━━ DATA SUPPLIED ━━

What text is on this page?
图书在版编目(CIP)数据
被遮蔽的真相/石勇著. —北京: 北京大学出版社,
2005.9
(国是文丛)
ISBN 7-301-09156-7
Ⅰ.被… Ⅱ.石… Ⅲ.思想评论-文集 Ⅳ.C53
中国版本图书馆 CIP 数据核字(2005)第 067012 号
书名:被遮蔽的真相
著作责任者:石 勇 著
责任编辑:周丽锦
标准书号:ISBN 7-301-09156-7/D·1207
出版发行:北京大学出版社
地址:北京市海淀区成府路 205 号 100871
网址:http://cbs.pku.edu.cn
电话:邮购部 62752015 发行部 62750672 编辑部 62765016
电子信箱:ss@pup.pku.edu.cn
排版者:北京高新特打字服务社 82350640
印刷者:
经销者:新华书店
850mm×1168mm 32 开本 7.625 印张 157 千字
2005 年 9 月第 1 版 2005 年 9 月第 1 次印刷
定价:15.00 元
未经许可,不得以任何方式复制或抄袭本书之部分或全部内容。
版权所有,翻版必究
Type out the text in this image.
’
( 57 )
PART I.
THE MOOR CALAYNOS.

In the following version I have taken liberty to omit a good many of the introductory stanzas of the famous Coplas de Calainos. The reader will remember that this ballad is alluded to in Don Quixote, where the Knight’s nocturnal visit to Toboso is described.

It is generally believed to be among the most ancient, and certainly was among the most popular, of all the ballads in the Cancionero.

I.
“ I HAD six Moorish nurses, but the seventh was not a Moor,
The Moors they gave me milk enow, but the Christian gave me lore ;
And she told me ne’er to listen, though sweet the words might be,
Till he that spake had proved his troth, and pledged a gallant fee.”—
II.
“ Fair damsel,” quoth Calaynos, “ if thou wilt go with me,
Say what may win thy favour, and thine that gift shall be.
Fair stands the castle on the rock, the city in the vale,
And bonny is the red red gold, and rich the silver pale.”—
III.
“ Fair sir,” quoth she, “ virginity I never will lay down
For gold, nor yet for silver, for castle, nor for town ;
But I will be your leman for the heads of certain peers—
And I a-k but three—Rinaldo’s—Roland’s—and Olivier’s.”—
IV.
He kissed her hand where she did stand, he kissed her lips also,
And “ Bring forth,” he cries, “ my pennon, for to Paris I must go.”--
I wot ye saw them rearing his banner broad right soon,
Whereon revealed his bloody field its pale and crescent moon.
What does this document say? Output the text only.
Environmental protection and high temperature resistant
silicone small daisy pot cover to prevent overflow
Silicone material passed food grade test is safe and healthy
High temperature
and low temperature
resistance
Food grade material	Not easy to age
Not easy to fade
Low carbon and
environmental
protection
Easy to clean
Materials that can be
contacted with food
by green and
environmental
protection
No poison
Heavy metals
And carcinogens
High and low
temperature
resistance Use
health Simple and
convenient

━━━

YOUR OBJECTIVE » Where a line above holds the string "this", show that line.

EXERCISE RESULT »
What text is on this page?
Type out the text in this image.
In the following version I have taken liberty to omit a good many of the introductory stanzas of the famous Coplas de Calainos. The reader will remember that this ballad is alluded to in Don Quixote, where the Knight’s nocturnal visit to Toboso is described.
What does this document say? Output the text only.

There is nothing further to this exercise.